##### Source records
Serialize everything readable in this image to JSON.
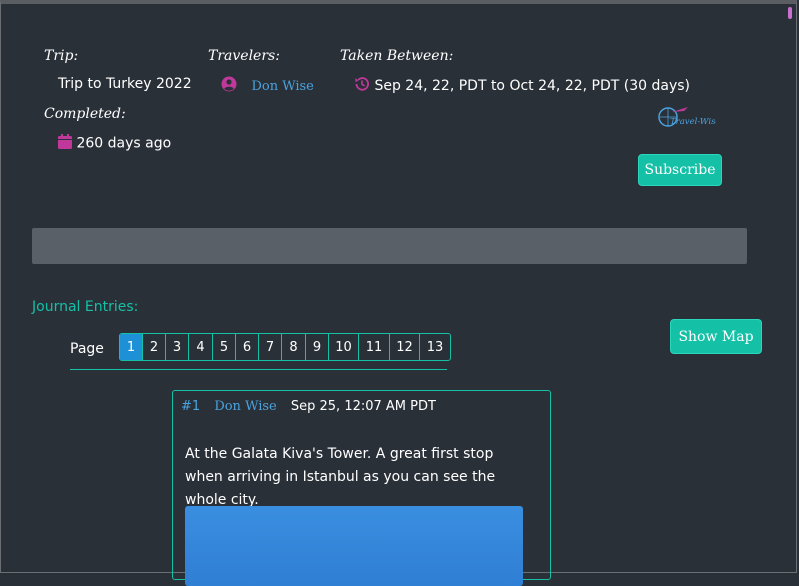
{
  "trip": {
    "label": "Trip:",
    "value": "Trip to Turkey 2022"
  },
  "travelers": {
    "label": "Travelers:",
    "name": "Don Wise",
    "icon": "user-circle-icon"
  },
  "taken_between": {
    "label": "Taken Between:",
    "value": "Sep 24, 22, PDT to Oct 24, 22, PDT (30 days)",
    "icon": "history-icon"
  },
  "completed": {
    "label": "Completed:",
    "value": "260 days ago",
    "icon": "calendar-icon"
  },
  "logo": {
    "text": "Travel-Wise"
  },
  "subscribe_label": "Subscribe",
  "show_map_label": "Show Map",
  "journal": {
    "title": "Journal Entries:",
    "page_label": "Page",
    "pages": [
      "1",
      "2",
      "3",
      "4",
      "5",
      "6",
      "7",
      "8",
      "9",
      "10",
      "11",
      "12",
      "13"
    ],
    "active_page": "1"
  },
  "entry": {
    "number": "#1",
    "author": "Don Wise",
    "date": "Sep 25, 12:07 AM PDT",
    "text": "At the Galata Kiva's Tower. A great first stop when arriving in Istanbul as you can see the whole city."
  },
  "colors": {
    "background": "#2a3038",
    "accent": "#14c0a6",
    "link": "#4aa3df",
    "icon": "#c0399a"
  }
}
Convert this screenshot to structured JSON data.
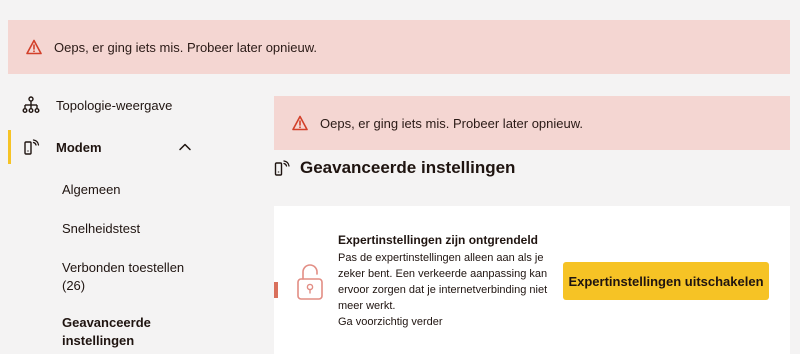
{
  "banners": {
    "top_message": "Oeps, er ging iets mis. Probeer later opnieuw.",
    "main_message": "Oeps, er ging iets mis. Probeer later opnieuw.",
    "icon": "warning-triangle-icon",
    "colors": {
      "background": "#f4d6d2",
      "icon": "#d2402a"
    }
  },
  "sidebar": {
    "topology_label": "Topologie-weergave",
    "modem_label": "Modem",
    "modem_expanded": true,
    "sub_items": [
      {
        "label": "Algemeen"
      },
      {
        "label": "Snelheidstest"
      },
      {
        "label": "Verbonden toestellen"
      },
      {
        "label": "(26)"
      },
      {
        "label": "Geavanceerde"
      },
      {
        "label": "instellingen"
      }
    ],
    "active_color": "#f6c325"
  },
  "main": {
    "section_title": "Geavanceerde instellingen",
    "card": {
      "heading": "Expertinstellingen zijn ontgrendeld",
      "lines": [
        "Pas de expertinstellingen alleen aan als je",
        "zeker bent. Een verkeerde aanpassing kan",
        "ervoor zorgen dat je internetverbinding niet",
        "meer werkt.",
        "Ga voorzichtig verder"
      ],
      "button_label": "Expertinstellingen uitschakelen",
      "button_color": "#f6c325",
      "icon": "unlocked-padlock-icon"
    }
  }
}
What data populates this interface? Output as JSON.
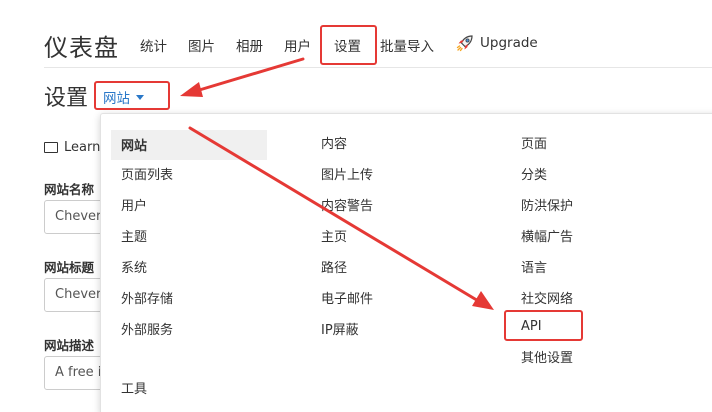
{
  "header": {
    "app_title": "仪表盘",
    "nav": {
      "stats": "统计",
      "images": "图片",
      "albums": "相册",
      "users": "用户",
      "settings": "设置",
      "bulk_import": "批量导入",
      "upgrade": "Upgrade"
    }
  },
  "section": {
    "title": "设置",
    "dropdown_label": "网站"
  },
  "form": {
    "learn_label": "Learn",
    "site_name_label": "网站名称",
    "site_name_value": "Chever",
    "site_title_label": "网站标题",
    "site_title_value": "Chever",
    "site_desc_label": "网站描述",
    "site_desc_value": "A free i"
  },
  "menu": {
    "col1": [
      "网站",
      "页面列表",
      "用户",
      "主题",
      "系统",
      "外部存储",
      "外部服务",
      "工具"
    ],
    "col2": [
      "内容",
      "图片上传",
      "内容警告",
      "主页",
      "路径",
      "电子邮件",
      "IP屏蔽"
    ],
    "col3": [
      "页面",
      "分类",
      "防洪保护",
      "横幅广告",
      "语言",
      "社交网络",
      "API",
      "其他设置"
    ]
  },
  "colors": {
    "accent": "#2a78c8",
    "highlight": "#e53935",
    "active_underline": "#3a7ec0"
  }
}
##########
» **Exercise directions**: Above are records with pictures; repeat the records exactly and leave the pictures out.

» **Task response**:
Serialize everything readable in this image to JSON.
{
  "trip": {
    "label": "Trip:",
    "value": "Trip to Turkey 2022"
  },
  "travelers": {
    "label": "Travelers:",
    "name": "Don Wise",
    "icon": "user-circle-icon"
  },
  "taken_between": {
    "label": "Taken Between:",
    "value": "Sep 24, 22, PDT to Oct 24, 22, PDT (30 days)",
    "icon": "history-icon"
  },
  "completed": {
    "label": "Completed:",
    "value": "260 days ago",
    "icon": "calendar-icon"
  },
  "logo": {
    "text": "Travel-Wise"
  },
  "subscribe_label": "Subscribe",
  "show_map_label": "Show Map",
  "journal": {
    "title": "Journal Entries:",
    "page_label": "Page",
    "pages": [
      "1",
      "2",
      "3",
      "4",
      "5",
      "6",
      "7",
      "8",
      "9",
      "10",
      "11",
      "12",
      "13"
    ],
    "active_page": "1"
  },
  "entry": {
    "number": "#1",
    "author": "Don Wise",
    "date": "Sep 25, 12:07 AM PDT",
    "text": "At the Galata Kiva's Tower. A great first stop when arriving in Istanbul as you can see the whole city."
  },
  "colors": {
    "background": "#2a3038",
    "accent": "#14c0a6",
    "link": "#4aa3df",
    "icon": "#c0399a"
  }
}
Convert this screenshot to structured JSON data.
{
  "banners": {
    "top_message": "Oeps, er ging iets mis. Probeer later opnieuw.",
    "main_message": "Oeps, er ging iets mis. Probeer later opnieuw.",
    "icon": "warning-triangle-icon",
    "colors": {
      "background": "#f4d6d2",
      "icon": "#d2402a"
    }
  },
  "sidebar": {
    "topology_label": "Topologie-weergave",
    "modem_label": "Modem",
    "modem_expanded": true,
    "sub_items": [
      {
        "label": "Algemeen"
      },
      {
        "label": "Snelheidstest"
      },
      {
        "label": "Verbonden toestellen"
      },
      {
        "label": "(26)"
      },
      {
        "label": "Geavanceerde"
      },
      {
        "label": "instellingen"
      }
    ],
    "active_color": "#f6c325"
  },
  "main": {
    "section_title": "Geavanceerde instellingen",
    "card": {
      "heading": "Expertinstellingen zijn ontgrendeld",
      "lines": [
        "Pas de expertinstellingen alleen aan als je",
        "zeker bent. Een verkeerde aanpassing kan",
        "ervoor zorgen dat je internetverbinding niet",
        "meer werkt.",
        "Ga voorzichtig verder"
      ],
      "button_label": "Expertinstellingen uitschakelen",
      "button_color": "#f6c325",
      "icon": "unlocked-padlock-icon"
    }
  }
}
What data populates this interface? Output as JSON.
{
  "header": {
    "app_title": "仪表盘",
    "nav": {
      "stats": "统计",
      "images": "图片",
      "albums": "相册",
      "users": "用户",
      "settings": "设置",
      "bulk_import": "批量导入",
      "upgrade": "Upgrade"
    }
  },
  "section": {
    "title": "设置",
    "dropdown_label": "网站"
  },
  "form": {
    "learn_label": "Learn",
    "site_name_label": "网站名称",
    "site_name_value": "Chever",
    "site_title_label": "网站标题",
    "site_title_value": "Chever",
    "site_desc_label": "网站描述",
    "site_desc_value": "A free i"
  },
  "menu": {
    "col1": [
      "网站",
      "页面列表",
      "用户",
      "主题",
      "系统",
      "外部存储",
      "外部服务",
      "工具"
    ],
    "col2": [
      "内容",
      "图片上传",
      "内容警告",
      "主页",
      "路径",
      "电子邮件",
      "IP屏蔽"
    ],
    "col3": [
      "页面",
      "分类",
      "防洪保护",
      "横幅广告",
      "语言",
      "社交网络",
      "API",
      "其他设置"
    ]
  },
  "colors": {
    "accent": "#2a78c8",
    "highlight": "#e53935",
    "active_underline": "#3a7ec0"
  }
}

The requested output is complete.